TEXTO DEL DOCUMENTO:
╭──

CHUCK BERRY – GOLD

Crítica

El Rey del rock. Esta frase la tenemos grabada a sangre y fuego en nuestra cabeza ya que las compañías se han dedicado a esculpirla concienzudamente en cada reedición de los discos de Elvis. Otro recopilatorio del Rey, otro más, y otro. Y no seré yo quien reste importancia y valía a Elvis Presley, pero no era el único ni tampoco el mejor de los mejores. Su voz era casi única, pero también lo era la de Sinatra, y ninguno de los dos componían ni siquiera el 20% de sus canciones. No sirva esto de crítica negativa, sino de información para situarnos.

╰──

MATERIAL PROPORCIONADO:

╭──

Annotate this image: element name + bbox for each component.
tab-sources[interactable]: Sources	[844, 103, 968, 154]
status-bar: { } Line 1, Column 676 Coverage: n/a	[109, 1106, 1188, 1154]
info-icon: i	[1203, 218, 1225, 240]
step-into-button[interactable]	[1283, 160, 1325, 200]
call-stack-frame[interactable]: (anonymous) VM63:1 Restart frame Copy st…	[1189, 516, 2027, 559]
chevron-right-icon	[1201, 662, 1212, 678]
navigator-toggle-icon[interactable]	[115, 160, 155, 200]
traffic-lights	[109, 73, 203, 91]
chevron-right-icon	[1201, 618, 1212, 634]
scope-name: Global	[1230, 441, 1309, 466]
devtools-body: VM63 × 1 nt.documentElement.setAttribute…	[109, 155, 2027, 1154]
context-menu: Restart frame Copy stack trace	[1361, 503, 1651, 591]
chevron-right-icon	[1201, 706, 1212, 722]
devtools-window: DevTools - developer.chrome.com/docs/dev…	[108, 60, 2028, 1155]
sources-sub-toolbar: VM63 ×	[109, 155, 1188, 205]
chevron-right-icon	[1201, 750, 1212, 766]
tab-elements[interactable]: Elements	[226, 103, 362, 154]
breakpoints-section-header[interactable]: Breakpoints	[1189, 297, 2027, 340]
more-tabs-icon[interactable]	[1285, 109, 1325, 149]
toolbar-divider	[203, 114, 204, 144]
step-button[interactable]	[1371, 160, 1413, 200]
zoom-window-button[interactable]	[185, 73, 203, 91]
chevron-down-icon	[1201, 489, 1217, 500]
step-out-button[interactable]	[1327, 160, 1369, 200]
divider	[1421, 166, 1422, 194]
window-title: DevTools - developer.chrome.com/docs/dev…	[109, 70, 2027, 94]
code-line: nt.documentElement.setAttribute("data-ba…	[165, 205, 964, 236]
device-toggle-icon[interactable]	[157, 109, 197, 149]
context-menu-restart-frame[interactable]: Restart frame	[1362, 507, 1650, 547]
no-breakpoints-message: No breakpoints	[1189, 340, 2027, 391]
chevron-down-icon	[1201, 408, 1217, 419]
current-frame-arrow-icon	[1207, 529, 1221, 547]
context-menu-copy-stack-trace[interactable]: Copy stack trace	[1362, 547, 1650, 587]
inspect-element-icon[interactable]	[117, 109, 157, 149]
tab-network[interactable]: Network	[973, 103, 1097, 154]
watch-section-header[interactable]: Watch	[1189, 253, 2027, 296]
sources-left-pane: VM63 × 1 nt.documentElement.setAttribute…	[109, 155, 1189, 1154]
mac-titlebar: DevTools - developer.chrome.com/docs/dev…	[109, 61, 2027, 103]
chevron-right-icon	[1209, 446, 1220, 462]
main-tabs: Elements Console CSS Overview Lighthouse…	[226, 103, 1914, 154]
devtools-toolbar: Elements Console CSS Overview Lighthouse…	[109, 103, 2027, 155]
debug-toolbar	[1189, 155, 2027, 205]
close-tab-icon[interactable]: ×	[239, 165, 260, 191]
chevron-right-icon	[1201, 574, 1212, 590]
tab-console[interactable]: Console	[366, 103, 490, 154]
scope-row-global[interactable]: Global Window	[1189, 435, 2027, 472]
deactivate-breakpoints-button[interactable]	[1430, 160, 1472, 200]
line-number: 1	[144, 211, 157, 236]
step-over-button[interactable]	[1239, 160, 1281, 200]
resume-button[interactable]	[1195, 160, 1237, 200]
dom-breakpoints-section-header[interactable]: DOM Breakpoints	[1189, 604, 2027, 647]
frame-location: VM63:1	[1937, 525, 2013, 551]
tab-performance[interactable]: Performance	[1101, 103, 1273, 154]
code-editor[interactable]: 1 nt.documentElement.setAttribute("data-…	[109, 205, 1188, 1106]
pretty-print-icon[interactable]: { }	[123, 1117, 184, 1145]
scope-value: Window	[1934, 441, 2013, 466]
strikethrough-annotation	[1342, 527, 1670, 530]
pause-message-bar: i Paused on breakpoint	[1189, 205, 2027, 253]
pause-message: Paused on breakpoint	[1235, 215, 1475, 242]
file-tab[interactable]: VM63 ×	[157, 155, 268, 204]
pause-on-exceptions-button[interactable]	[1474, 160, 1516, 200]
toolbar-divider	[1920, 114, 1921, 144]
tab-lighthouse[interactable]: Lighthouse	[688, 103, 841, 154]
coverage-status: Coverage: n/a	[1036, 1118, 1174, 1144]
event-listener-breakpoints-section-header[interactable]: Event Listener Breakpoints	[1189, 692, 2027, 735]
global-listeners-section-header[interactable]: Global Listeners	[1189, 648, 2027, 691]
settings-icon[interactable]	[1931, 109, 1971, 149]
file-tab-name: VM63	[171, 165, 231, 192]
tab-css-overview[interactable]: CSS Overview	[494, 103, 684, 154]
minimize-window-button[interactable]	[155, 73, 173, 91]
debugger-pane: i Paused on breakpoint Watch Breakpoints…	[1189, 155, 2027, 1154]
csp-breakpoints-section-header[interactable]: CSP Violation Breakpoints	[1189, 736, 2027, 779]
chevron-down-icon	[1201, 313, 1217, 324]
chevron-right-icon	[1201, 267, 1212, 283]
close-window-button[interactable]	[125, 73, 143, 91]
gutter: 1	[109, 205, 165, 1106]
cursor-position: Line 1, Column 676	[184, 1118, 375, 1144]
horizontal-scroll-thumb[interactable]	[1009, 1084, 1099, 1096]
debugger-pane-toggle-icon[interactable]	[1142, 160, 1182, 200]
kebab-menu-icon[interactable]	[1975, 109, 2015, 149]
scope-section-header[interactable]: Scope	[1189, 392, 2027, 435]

╰──

REQUISITOS DE LA TAREA:
[1] Copia sin cambios el fragmento de la crítica sobre Chuck Berry que comienza en las palabras "CHUCK BERRY –" y termina después de "información para situarnos.".
[2] Responde con la crítica sobre Chuck Berry:
(a) ¿Qué frase han esculpido las compañías en cada reedición de los discos de Elvis?
(b) ¿Con qué cantante se compara la voz de Elvis Presley?
(c) ¿Qué porcentaje de sus canciones no llegaban a componer ninguno de los dos cantantes?
[3] Según la crítica sobre Chuck Berry, ¿por qué tenemos grabada en la cabeza la frase "El Rey del rock"? Explícalo en una a tres oraciones.
Responde solo con lo que dice el texto.

RESPUESTAS DEL EJERCICIO:
[1]
CHUCK BERRY – GOLD

Crítica

El Rey del rock. Esta frase la tenemos grabada a sangre y fuego en nuestra cabeza ya que las compañías se han dedicado a esculpirla concienzudamente en cada reedición de los discos de Elvis. Otro recopilatorio del Rey, otro más, y otro. Y no seré yo quien reste importancia y valía a Elvis Presley, pero no era el único ni tampoco el mejor de los mejores. Su voz era casi única, pero también lo era la de Sinatra, y ninguno de los dos componían ni siquiera el 20% de sus canciones. No sirva esto de crítica negativa, sino de información para situarnos.

[2]
(a) "El Rey del rock".
(b) Con Sinatra.
(c) El 20%: ninguno de los dos componía ni siquiera ese porcentaje.

[3] La tenemos grabada porque las compañías se han dedicado a esculpirla concienzudamente en cada reedición de los discos de Elvis.